*Prompt*
Which lines in the records below contain the word "draw"? Copy each one out.

(Dataset records)

* Start *

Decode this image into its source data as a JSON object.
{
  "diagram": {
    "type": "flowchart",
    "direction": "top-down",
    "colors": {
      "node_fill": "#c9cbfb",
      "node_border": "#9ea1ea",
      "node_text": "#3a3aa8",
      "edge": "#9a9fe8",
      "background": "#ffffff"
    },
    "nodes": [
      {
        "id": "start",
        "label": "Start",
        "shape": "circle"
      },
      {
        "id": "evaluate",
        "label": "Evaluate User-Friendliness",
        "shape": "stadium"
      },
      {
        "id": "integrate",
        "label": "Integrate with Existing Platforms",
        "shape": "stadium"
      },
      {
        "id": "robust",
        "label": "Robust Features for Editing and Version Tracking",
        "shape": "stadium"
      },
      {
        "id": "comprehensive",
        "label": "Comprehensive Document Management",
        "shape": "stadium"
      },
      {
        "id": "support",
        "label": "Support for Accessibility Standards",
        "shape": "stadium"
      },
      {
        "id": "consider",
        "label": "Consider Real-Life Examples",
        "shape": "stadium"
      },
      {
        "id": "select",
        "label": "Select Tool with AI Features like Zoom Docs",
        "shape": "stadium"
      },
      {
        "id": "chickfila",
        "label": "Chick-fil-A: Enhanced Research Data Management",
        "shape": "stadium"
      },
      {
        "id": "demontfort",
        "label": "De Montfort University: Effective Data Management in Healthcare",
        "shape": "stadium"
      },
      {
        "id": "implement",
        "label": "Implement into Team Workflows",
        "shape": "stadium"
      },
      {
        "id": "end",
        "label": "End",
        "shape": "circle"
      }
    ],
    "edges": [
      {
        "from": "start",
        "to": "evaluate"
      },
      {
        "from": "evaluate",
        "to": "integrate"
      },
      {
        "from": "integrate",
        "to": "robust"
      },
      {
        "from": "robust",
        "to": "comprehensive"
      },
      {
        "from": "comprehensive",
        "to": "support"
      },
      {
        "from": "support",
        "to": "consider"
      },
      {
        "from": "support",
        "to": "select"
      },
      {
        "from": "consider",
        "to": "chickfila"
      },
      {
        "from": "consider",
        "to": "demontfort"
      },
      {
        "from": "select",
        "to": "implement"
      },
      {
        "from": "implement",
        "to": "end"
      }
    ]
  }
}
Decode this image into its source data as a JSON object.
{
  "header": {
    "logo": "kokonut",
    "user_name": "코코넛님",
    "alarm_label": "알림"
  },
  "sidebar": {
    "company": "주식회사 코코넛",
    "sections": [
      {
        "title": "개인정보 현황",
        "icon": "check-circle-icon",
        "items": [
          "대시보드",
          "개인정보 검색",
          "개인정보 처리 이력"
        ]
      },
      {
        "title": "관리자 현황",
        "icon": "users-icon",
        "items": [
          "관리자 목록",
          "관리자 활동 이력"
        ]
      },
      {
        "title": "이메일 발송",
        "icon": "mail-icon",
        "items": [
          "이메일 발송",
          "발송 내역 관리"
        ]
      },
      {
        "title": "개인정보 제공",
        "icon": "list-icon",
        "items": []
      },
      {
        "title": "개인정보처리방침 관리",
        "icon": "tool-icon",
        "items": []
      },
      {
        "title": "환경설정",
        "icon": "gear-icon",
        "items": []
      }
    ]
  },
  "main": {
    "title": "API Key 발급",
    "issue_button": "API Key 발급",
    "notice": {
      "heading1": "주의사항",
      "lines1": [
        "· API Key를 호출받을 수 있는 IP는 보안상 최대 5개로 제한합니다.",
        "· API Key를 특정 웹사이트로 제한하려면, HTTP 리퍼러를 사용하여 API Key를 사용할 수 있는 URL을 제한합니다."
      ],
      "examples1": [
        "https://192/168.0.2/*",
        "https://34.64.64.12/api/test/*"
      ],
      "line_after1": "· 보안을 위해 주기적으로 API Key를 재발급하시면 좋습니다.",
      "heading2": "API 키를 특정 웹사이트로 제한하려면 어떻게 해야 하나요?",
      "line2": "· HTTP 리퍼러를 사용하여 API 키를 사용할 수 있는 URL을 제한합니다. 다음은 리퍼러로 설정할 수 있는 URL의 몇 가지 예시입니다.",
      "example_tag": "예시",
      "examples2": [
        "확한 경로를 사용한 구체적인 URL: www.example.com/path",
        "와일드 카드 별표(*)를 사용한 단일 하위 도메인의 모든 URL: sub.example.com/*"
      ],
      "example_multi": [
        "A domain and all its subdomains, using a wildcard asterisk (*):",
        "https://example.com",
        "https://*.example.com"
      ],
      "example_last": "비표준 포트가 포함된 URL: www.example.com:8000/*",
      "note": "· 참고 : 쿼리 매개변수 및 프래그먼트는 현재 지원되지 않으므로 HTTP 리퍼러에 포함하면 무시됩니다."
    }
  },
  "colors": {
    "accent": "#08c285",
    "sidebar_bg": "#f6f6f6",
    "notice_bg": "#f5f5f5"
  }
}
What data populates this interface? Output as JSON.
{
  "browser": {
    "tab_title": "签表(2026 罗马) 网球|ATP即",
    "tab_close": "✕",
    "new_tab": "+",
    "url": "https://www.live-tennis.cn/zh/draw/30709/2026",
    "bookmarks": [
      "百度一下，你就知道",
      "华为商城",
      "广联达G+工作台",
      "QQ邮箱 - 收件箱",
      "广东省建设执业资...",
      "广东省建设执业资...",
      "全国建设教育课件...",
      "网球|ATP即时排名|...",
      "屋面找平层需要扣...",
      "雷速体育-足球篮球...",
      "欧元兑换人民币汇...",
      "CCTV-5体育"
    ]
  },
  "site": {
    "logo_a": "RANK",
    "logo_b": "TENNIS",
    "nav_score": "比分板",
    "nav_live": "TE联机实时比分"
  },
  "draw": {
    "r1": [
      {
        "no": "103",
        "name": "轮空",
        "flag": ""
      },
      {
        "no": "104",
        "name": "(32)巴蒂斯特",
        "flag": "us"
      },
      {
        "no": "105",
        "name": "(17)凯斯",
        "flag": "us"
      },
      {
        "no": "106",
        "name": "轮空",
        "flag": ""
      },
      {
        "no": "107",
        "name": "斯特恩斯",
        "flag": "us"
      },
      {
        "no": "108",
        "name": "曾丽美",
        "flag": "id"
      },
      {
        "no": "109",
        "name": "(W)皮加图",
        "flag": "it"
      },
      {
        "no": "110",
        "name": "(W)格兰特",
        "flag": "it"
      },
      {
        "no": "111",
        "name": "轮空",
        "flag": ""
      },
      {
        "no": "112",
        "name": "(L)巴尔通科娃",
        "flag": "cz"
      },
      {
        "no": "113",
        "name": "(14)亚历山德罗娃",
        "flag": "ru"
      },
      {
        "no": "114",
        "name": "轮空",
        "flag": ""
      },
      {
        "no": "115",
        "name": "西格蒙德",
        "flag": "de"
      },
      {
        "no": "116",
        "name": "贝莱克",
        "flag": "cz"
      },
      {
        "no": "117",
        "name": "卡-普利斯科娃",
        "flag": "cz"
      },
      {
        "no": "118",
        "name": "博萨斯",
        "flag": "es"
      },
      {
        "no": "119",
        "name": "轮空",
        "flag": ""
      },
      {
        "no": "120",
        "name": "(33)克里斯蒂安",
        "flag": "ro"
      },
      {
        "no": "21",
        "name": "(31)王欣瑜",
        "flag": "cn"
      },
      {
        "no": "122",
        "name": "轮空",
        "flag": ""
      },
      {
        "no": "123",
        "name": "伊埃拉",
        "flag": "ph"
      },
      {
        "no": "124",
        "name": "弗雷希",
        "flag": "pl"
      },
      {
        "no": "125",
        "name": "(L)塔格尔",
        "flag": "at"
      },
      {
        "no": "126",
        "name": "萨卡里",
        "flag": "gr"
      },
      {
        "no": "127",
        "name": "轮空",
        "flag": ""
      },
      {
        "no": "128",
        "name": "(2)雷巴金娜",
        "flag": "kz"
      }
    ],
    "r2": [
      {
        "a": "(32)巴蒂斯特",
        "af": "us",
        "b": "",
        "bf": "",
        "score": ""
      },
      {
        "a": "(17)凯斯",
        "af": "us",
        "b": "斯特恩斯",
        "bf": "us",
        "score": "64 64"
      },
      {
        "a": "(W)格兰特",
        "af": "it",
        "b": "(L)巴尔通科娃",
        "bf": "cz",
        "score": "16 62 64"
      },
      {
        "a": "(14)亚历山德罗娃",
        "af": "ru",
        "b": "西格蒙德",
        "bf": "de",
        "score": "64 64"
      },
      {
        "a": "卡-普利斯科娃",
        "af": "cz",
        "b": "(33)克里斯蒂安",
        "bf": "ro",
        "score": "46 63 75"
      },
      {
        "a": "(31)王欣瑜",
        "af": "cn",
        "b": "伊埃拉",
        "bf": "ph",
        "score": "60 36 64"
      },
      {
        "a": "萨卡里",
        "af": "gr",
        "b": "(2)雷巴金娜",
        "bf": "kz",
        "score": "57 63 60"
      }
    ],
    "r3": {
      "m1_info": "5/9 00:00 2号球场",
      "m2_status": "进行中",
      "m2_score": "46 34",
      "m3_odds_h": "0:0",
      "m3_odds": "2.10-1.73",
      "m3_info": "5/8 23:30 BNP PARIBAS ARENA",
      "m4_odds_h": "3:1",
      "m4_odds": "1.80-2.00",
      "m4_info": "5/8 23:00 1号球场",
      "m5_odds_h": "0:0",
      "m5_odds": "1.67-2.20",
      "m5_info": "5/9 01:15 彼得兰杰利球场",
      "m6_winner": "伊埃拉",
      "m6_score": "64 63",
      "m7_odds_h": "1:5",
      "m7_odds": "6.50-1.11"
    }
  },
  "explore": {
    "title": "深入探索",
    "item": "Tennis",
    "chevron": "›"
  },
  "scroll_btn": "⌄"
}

* End *

*Answer to this task*
    "url": "https://www.live-tennis.cn/zh/draw/30709/2026",
  "draw": {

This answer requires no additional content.